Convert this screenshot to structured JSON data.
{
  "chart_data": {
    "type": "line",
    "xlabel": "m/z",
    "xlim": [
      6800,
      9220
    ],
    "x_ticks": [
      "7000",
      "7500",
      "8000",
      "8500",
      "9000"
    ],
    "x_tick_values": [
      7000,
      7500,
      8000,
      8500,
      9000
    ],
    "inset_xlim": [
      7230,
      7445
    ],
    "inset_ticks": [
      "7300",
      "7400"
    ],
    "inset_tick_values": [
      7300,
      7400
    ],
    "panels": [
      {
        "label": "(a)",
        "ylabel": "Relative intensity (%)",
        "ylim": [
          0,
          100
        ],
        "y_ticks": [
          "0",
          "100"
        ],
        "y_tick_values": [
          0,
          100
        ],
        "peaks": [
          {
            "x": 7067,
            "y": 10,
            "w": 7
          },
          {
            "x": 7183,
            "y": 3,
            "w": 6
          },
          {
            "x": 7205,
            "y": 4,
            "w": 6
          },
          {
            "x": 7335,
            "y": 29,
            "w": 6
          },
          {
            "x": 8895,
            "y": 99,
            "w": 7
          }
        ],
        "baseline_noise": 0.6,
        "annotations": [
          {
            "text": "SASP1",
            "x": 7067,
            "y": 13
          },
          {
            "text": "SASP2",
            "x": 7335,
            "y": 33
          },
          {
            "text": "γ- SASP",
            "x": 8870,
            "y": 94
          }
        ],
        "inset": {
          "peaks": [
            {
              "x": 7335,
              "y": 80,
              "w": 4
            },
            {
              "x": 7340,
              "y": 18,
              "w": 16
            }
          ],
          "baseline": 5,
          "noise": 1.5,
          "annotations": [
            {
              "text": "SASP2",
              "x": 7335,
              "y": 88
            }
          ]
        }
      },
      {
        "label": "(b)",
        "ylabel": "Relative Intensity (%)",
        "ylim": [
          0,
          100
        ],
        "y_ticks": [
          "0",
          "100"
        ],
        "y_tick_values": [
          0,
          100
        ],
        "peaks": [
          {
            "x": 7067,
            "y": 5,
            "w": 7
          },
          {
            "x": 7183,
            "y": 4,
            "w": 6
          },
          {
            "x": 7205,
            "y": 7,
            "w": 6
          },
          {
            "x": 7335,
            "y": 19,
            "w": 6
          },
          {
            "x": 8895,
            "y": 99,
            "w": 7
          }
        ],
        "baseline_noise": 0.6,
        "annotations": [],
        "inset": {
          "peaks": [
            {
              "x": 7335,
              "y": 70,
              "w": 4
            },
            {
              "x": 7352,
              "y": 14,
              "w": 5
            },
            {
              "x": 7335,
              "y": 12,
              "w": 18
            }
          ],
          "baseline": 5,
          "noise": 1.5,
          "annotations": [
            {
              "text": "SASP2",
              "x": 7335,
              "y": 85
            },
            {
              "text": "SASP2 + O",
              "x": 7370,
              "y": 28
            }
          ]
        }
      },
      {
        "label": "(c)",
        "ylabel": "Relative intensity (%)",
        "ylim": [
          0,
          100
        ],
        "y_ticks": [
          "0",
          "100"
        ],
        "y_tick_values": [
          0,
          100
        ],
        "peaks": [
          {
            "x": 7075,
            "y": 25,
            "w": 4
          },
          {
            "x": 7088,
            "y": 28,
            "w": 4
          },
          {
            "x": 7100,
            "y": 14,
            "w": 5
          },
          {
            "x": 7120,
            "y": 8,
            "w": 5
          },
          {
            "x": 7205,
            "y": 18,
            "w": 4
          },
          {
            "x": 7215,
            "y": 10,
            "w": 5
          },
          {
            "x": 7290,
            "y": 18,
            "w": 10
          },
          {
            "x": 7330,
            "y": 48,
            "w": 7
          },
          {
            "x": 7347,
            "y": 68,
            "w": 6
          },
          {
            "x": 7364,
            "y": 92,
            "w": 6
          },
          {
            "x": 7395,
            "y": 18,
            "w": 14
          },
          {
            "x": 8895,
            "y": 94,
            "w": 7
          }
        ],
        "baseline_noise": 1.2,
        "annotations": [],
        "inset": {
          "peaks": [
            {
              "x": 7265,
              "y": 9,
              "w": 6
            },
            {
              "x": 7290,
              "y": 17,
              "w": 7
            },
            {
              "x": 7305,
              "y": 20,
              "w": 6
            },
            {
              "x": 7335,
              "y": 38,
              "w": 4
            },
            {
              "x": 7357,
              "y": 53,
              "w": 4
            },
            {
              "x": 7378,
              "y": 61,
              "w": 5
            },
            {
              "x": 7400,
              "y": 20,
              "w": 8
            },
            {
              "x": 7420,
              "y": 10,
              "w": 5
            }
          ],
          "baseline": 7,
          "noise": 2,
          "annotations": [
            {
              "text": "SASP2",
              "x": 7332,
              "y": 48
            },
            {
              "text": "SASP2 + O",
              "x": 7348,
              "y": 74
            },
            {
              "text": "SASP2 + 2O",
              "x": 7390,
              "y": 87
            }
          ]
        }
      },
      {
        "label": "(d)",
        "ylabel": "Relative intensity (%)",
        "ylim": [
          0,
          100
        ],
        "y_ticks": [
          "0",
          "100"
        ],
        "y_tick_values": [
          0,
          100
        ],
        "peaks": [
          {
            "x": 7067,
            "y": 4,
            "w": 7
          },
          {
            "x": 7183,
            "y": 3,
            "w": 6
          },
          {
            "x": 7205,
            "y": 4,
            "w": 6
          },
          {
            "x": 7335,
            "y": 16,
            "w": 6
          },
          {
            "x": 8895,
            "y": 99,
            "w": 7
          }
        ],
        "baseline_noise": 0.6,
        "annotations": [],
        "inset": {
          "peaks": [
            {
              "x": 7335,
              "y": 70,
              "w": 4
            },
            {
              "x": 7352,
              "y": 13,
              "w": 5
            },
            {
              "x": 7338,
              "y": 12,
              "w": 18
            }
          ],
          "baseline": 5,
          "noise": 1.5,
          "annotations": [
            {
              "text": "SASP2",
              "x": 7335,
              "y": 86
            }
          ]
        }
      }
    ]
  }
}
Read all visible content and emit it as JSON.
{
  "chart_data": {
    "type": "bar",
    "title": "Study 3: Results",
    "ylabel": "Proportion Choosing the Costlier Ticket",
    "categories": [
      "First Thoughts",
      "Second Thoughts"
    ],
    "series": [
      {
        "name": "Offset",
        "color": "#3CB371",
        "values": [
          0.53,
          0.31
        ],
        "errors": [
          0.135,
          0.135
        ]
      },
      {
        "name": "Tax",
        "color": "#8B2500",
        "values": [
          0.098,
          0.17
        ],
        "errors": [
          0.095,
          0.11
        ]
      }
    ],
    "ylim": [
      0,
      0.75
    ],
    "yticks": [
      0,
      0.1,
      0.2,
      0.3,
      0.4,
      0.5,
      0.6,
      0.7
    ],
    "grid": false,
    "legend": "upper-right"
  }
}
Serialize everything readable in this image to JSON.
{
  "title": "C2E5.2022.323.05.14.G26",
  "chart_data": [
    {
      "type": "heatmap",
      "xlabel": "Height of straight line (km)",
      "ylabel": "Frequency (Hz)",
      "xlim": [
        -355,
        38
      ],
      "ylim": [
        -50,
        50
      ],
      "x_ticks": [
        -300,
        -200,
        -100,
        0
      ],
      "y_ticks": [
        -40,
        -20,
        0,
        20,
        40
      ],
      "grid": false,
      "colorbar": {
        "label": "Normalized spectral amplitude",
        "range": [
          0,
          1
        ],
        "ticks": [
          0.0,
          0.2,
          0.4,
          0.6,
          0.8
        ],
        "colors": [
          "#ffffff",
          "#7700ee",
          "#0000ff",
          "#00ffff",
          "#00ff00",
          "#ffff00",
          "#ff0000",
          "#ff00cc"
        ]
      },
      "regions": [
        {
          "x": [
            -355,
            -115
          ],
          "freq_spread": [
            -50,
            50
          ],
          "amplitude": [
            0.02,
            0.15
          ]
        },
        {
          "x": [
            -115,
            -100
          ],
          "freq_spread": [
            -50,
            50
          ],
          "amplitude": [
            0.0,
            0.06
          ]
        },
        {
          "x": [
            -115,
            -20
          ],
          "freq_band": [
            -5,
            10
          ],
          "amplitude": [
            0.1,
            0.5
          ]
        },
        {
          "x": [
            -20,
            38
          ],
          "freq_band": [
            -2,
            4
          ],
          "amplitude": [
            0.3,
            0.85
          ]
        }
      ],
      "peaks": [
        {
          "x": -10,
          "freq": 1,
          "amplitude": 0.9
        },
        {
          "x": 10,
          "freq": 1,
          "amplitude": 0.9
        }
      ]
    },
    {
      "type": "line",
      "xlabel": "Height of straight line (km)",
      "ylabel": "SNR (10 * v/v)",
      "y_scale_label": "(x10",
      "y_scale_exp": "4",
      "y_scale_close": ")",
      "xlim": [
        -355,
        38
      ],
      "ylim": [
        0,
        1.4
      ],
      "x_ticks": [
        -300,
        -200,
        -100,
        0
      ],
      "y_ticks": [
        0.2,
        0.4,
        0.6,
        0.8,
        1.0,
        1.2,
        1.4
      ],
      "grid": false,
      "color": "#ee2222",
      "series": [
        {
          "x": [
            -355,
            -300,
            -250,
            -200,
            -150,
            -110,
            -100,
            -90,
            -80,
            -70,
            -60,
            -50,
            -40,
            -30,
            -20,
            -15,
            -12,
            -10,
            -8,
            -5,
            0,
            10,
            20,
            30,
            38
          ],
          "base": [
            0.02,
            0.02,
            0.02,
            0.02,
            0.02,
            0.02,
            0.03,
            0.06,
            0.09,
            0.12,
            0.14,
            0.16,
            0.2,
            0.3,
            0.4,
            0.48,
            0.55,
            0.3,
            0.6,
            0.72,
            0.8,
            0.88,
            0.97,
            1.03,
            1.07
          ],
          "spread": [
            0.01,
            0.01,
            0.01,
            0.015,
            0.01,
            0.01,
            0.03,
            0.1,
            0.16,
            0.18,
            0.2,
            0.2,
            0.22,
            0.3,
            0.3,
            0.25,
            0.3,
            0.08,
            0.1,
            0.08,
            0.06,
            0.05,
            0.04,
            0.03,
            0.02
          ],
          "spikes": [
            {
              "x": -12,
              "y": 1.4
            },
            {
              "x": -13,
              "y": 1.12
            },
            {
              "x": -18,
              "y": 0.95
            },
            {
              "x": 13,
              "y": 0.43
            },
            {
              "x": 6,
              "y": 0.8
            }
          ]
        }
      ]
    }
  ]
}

• • • • •

> _Given instruction_
Search the preceding listing for "title" and extract every line where it is found.

> _Answer to this exercise_
    "title": "Study 3: Results",
  "title": "C2E5.2022.323.05.14.G26",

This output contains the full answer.